## YOUR TASK
Write out every entry, unchanged. Skip any picture.

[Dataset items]
— start —
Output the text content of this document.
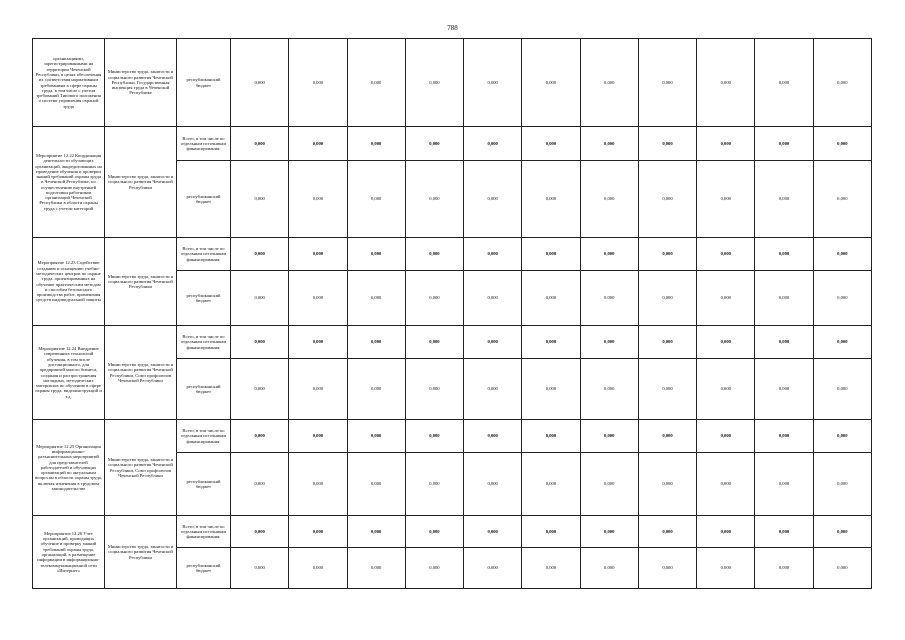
788
организациями, зарегистрированными на территории Чеченской Республики, в целях обеспечения их соответствия нормативным требованиям в сфере охраны труда, в том числе с учетом требований Типового положения о системе управления охраной труда	Министерство труда, занятости и социального развития Чеченской Республики, Государственная инспекция труда в Чеченской Республике	республиканский бюджет	0,000	0,000	0,000	0,000	0,000	0,000	0,000	0,000	0,000	0,000	0,000
Мероприятие 12.22 Координация деятельности обучающих организаций, аккредитованных на проведение обучения и проверки знаний требований охраны труда в Чеченской Республике, по осуществлению внутренней подготовки работников организаций Чеченской Республики в области охраны труда с учетом категорий	Министерство труда, занятости и социального развития Чеченской Республики	Всего, в том числе по отдельным источникам финансирования:	0,000	0,000	0,000	0,000	0,000	0,000	0,000	0,000	0,000	0,000	0,000
		республиканский бюджет	0,000	0,000	0,000	0,000	0,000	0,000	0,000	0,000	0,000	0,000	0,000
Мероприятие 12.23 Содействие созданию и оснащению учебно-методических центров по охране труда, ориентированных на обучение практическим методам и способам безопасного производства работ, применения средств индивидуальной защиты	Министерство труда, занятости и социального развития Чеченской Республики	Всего, в том числе по отдельным источникам финансирования:	0,000	0,000	0,000	0,000	0,000	0,000	0,000	0,000	0,000	0,000	0,000
		республиканский бюджет	0,000	0,000	0,000	0,000	0,000	0,000	0,000	0,000	0,000	0,000	0,000
Мероприятие 12.24 Внедрение современных технологий обучения, в том числе дистанционного, для предприятий малого бизнеса, создания и распространения наглядных, методических материалов по обучению в сфере охраны труда, видеоинструкций и т.д.	Министерство труда, занятости и социального развития Чеченской Республики, Союз профсоюзов Чеченской Республики	Всего, в том числе по отдельным источникам финансирования:	0,000	0,000	0,000	0,000	0,000	0,000	0,000	0,000	0,000	0,000	0,000
		республиканский бюджет	0,000	0,000	0,000	0,000	0,000	0,000	0,000	0,000	0,000	0,000	0,000
Мероприятие 12.25 Организация информационно-разъяснительных мероприятий для представителей работодателей и обучающих организаций по актуальным вопросам в области охраны труда, включая изменения в трудовом законодательстве	Министерство труда, занятости и социального развития Чеченской Республики, Союз профсоюзов Чеченской Республики	Всего, в том числе по отдельным источникам финансирования:	0,000	0,000	0,000	0,000	0,000	0,000	0,000	0,000	0,000	0,000	0,000
		республиканский бюджет	0,000	0,000	0,000	0,000	0,000	0,000	0,000	0,000	0,000	0,000	0,000
Мероприятие 12.26 Учет организаций, проводящих обучение и проверку знаний требований охраны труда, организаций, в размещение информации в информационно-телекоммуникационной сети «Интернет»	Министерство труда, занятости и социального развития Чеченской Республики	Всего, в том числе по отдельным источникам финансирования:	0,000	0,000	0,000	0,000	0,000	0,000	0,000	0,000	0,000	0,000	0,000
		республиканский бюджет	0,000	0,000	0,000	0,000	0,000	0,000	0,000	0,000	0,000	0,000	0,000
— end —
## RESULT OF THE TASK
Output the text content of this document.
788
организациями, зарегистрированными на территории Чеченской Республики, в целях обеспечения их соответствия нормативным требованиям в сфере охраны труда, в том числе с учетом требований Типового положения о системе управления охраной труда	Министерство труда, занятости и социального развития Чеченской Республики, Государственная инспекция труда в Чеченской Республике	республиканский бюджет	0,000	0,000	0,000	0,000	0,000	0,000	0,000	0,000	0,000	0,000	0,000
Мероприятие 12.22 Координация деятельности обучающих организаций, аккредитованных на проведение обучения и проверки знаний требований охраны труда в Чеченской Республике, по осуществлению внутренней подготовки работников организаций Чеченской Республики в области охраны труда с учетом категорий	Министерство труда, занятости и социального развития Чеченской Республики	Всего, в том числе по отдельным источникам финансирования:	0,000	0,000	0,000	0,000	0,000	0,000	0,000	0,000	0,000	0,000	0,000
		республиканский бюджет	0,000	0,000	0,000	0,000	0,000	0,000	0,000	0,000	0,000	0,000	0,000
Мероприятие 12.23 Содействие созданию и оснащению учебно-методических центров по охране труда, ориентированных на обучение практическим методам и способам безопасного производства работ, применения средств индивидуальной защиты	Министерство труда, занятости и социального развития Чеченской Республики	Всего, в том числе по отдельным источникам финансирования:	0,000	0,000	0,000	0,000	0,000	0,000	0,000	0,000	0,000	0,000	0,000
		республиканский бюджет	0,000	0,000	0,000	0,000	0,000	0,000	0,000	0,000	0,000	0,000	0,000
Мероприятие 12.24 Внедрение современных технологий обучения, в том числе дистанционного, для предприятий малого бизнеса, создания и распространения наглядных, методических материалов по обучению в сфере охраны труда, видеоинструкций и т.д.	Министерство труда, занятости и социального развития Чеченской Республики, Союз профсоюзов Чеченской Республики	Всего, в том числе по отдельным источникам финансирования:	0,000	0,000	0,000	0,000	0,000	0,000	0,000	0,000	0,000	0,000	0,000
		республиканский бюджет	0,000	0,000	0,000	0,000	0,000	0,000	0,000	0,000	0,000	0,000	0,000
Мероприятие 12.25 Организация информационно-разъяснительных мероприятий для представителей работодателей и обучающих организаций по актуальным вопросам в области охраны труда, включая изменения в трудовом законодательстве	Министерство труда, занятости и социального развития Чеченской Республики, Союз профсоюзов Чеченской Республики	Всего, в том числе по отдельным источникам финансирования:	0,000	0,000	0,000	0,000	0,000	0,000	0,000	0,000	0,000	0,000	0,000
		республиканский бюджет	0,000	0,000	0,000	0,000	0,000	0,000	0,000	0,000	0,000	0,000	0,000
Мероприятие 12.26 Учет организаций, проводящих обучение и проверку знаний требований охраны труда, организаций, в размещение информации в информационно-телекоммуникационной сети «Интернет»	Министерство труда, занятости и социального развития Чеченской Республики	Всего, в том числе по отдельным источникам финансирования:	0,000	0,000	0,000	0,000	0,000	0,000	0,000	0,000	0,000	0,000	0,000
		республиканский бюджет	0,000	0,000	0,000	0,000	0,000	0,000	0,000	0,000	0,000	0,000	0,000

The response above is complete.